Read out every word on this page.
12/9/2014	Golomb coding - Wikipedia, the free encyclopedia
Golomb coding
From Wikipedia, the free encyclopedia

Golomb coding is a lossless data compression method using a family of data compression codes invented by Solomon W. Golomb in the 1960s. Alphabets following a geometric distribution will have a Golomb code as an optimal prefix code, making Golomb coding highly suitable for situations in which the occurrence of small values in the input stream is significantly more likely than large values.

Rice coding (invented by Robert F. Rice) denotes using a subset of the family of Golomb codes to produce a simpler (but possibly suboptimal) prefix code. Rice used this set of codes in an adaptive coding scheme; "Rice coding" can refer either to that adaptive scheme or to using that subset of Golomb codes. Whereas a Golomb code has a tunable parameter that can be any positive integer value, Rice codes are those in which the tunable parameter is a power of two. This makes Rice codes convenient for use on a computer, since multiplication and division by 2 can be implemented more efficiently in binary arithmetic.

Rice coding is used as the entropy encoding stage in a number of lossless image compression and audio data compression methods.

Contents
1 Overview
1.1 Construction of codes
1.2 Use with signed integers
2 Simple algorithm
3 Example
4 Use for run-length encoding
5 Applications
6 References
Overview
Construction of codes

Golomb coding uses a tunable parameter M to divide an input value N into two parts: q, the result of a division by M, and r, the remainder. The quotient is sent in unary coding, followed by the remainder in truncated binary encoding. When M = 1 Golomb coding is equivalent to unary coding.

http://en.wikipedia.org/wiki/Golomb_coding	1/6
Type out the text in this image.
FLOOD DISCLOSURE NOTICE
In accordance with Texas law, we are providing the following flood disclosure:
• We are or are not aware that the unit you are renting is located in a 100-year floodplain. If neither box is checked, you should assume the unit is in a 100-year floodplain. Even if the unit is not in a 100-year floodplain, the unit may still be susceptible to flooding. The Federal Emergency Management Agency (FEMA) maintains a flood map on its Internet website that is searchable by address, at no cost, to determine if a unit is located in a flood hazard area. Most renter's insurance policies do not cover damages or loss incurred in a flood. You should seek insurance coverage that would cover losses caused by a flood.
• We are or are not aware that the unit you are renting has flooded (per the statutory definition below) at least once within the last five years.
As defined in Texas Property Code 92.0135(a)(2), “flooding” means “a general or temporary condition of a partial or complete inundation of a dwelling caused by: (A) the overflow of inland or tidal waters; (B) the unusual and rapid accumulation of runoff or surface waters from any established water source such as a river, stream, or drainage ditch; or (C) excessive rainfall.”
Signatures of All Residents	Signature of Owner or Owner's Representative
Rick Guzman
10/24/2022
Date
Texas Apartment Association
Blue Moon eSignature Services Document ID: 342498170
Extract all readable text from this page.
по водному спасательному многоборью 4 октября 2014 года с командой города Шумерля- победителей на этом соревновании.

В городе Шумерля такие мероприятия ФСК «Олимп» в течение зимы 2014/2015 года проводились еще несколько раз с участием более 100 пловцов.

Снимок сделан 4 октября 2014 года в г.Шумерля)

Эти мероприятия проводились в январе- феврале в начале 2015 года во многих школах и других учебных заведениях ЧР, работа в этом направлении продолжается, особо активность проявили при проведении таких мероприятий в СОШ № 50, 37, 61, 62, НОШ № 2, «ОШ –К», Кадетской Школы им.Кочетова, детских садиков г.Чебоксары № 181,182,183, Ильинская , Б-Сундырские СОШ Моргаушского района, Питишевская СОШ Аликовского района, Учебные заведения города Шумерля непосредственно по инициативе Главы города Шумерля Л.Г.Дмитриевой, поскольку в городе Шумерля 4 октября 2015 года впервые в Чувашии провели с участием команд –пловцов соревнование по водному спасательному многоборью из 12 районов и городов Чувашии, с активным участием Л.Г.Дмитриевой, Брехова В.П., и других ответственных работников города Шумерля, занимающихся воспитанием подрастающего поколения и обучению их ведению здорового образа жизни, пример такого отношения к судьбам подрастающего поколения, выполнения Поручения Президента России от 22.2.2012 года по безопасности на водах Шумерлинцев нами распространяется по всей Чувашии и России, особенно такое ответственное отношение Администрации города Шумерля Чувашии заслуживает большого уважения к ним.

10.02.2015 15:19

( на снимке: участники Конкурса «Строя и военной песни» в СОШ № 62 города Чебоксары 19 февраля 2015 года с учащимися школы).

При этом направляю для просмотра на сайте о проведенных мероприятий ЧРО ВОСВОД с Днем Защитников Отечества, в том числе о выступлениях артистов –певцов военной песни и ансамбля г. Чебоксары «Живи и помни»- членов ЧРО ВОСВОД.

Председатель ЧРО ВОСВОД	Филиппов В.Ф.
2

—————

* [Exercise instructions]:
In the entries above, find lines with "page" and copy each.

* [Result of the exercise]:
Read out every word on this page.
Extract all readable text from this page.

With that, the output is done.